*FONTE*.
# # # #

“Corra!” (2017)
Corra!. Direção: Jordan Peele. País de Origem: Estados Unidos, 2017.
Alerta! Contém spoilers.
Um homem negro fala ao celular em um bairro suburbano estadunidense, perdido na confusão dos nomes que batizam as ruas. De repente, um automóvel passa por ele, faz retorno e o segue devagar. O homem percebe, desconfia da situação, intui o perigo iminente. Quando acredita-se livre do horror que estava à espreita, é capturado. Essa é a primeira cena de Corra! (Get out). No imaginário, o subúrbio é o lar dos conservadores brancos e dos libertários de fachada. A imagem é um momento de tensão e uma mostra dos símbolos, da desconstrução (que subverte os clichês-sustentáculos de vários gêneros cinematográficos) e da caracterização do racismo institucional, que se faz de invisível, que o longa-metragem de Jordan Peele percorre em seus 104 minutos.

# # # #

*ENTRADAS*.

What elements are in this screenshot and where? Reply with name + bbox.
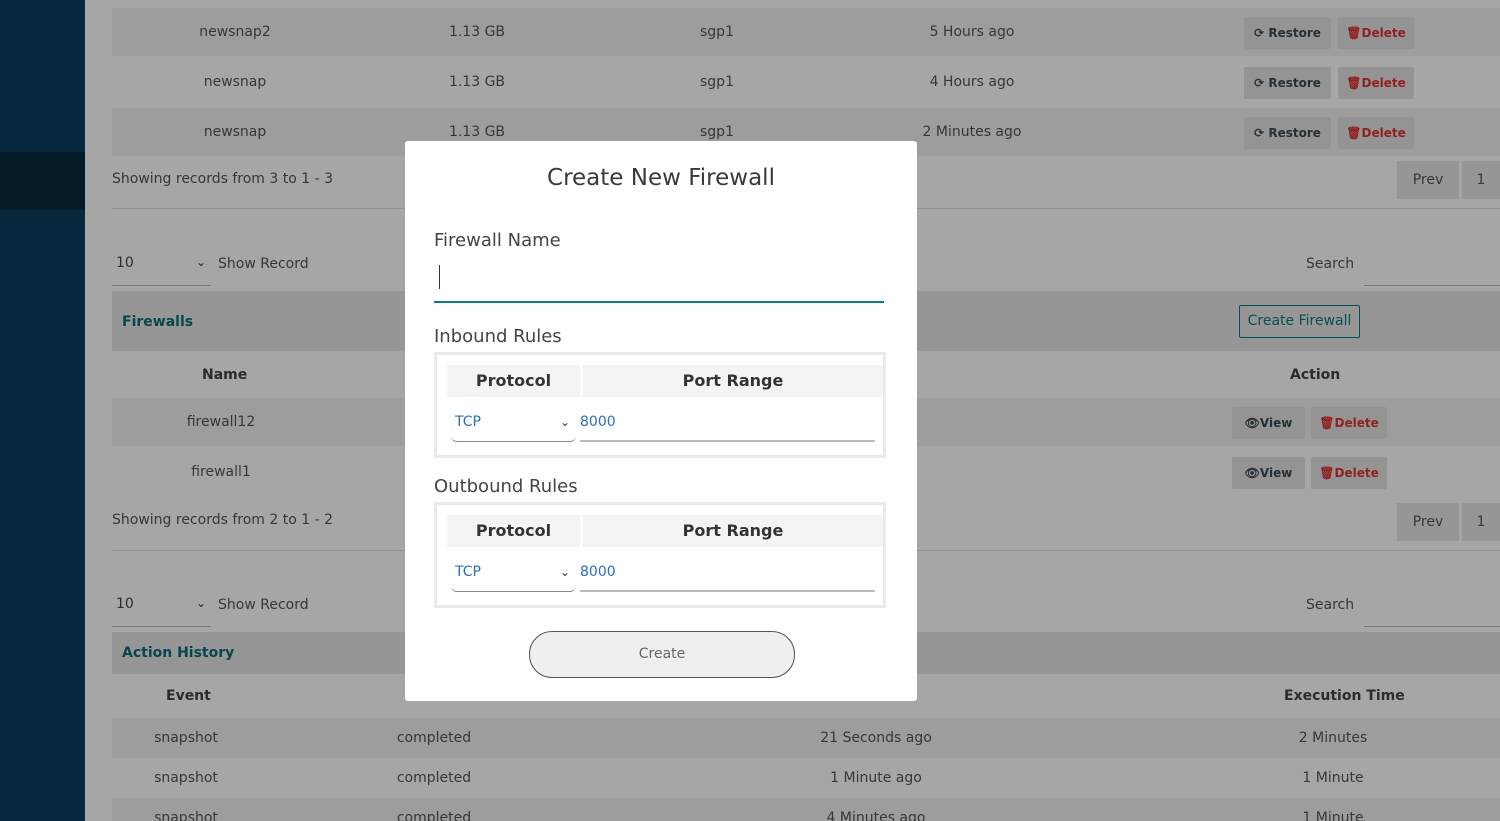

# # # #

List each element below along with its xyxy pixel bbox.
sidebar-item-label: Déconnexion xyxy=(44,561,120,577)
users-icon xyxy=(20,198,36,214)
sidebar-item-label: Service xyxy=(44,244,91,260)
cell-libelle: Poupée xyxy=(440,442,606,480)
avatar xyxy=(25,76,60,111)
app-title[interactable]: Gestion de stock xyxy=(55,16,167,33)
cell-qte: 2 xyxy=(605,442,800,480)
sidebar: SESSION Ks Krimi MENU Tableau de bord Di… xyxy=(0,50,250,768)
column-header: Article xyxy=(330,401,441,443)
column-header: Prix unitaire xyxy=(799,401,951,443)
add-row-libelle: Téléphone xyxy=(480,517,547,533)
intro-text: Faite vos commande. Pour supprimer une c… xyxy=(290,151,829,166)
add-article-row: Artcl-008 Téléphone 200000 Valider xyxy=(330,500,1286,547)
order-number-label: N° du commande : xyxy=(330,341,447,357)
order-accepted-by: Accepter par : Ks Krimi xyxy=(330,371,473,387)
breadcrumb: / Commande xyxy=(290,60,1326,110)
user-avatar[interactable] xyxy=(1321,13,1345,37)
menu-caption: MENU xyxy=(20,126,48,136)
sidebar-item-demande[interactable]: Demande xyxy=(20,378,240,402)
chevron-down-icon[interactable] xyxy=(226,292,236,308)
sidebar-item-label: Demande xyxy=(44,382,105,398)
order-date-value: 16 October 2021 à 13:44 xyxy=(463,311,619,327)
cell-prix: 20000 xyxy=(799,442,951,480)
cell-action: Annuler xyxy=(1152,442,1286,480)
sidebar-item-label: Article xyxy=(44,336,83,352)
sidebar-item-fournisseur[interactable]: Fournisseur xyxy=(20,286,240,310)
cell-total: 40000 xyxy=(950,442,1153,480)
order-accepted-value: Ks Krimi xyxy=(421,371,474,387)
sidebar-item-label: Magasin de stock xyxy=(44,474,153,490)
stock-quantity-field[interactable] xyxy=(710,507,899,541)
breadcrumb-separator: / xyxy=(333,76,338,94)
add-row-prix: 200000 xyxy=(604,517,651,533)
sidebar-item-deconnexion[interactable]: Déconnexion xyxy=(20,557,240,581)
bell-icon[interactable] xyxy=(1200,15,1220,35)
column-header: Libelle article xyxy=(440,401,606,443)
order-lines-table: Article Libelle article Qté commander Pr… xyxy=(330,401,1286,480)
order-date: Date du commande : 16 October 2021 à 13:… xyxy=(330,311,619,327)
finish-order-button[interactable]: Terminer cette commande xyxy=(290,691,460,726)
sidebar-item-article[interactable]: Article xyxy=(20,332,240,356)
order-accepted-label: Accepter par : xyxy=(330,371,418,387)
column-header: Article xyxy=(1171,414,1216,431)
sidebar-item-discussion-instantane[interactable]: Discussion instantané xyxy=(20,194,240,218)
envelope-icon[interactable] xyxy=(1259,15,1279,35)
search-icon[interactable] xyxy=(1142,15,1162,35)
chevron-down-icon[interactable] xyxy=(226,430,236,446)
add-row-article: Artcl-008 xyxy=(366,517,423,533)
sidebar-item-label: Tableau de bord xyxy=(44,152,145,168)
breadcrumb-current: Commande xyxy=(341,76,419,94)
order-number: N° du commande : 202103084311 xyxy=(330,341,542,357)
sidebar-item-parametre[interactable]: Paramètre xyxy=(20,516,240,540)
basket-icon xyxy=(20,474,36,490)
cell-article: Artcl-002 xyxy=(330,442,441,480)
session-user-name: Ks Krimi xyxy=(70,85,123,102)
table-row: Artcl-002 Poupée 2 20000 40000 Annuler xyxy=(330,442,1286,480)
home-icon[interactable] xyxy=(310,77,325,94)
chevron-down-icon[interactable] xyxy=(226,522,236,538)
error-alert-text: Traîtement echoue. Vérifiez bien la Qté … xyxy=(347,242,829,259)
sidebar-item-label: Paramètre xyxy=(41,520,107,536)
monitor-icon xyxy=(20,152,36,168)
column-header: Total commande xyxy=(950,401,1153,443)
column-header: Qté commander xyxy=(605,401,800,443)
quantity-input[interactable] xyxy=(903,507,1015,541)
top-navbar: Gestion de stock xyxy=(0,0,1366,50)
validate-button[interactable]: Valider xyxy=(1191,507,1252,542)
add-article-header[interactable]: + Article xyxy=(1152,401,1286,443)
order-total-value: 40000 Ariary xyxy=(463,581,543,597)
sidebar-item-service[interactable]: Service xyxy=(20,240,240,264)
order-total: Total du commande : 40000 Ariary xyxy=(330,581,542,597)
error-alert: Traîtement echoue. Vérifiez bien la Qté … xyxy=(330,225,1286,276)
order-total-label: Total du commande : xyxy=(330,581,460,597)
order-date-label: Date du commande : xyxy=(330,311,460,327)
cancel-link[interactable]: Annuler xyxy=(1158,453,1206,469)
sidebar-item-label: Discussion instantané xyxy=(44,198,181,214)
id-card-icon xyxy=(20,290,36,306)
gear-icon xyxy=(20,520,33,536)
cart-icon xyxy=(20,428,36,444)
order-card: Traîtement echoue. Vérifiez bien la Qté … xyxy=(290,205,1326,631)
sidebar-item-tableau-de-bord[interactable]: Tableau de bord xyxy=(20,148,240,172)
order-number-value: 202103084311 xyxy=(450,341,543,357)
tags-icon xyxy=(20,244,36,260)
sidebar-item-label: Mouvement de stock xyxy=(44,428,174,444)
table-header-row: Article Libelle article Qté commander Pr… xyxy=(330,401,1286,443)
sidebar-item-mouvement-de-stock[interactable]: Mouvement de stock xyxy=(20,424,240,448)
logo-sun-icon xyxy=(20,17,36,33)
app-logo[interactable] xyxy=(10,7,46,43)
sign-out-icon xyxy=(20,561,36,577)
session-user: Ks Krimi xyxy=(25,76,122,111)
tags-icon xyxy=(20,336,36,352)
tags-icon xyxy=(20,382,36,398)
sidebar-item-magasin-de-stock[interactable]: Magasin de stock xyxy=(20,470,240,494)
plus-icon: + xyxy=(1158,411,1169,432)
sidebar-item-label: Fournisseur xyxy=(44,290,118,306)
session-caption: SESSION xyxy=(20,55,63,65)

# # # #

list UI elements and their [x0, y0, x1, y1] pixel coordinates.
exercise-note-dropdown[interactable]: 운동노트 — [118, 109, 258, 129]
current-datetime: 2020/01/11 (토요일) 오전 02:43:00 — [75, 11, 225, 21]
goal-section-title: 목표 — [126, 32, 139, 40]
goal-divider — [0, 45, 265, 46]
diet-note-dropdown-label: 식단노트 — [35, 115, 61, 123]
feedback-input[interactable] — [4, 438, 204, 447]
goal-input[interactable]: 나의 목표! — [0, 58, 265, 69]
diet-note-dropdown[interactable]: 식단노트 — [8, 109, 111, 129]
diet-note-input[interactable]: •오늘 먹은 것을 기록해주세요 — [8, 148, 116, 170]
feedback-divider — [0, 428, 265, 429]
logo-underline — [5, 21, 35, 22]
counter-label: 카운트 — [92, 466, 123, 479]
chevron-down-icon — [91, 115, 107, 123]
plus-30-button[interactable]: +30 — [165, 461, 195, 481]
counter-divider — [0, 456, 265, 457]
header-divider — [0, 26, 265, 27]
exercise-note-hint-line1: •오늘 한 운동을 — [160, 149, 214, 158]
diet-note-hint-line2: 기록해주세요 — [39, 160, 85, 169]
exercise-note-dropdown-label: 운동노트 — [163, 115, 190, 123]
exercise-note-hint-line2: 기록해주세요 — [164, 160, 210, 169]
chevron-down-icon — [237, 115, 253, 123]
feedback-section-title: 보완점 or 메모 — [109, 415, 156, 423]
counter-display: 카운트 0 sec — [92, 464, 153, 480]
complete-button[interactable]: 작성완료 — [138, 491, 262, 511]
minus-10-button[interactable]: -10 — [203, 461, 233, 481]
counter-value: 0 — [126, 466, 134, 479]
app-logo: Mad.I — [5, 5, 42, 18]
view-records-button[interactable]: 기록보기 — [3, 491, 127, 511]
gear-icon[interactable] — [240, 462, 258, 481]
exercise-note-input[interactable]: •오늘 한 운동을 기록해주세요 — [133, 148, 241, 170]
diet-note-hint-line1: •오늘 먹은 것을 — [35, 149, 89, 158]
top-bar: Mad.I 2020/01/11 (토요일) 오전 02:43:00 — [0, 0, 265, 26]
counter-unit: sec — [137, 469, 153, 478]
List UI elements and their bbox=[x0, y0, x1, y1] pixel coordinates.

# # # #

*TAREFA PROPOSTA 1*.
Com base na resenha de Corra!, responda:
(a) Quem dirigiu o filme?
(b) Qual é a duração do longa-metragem, em minutos?
(c) O que o homem negro está fazendo quando aparece na primeira cena?
*TAREFA PROPOSTA 2*. Resuma a resenha de Corra! em exatamente duas frases.
A resenha de Corra! não tem relação com as entradas.

*RESPOSTA 1*.
(a) Jordan Peele.
(b) 104 minutos.
(c) Está falando ao celular em um bairro suburbano estadunidense.

*RESPOSTA 2*. Corra!, filme estadunidense de 2017 dirigido por Jordan Peele, abre com um homem negro que, ao falar ao celular em um bairro suburbano, é seguido por um automóvel e acaba capturado. Essa primeira cena é um momento de tensão e uma mostra dos símbolos, da desconstrução de clichês de vários gêneros cinematográficos e da caracterização do racismo institucional que o longa-metragem percorre em seus 104 minutos.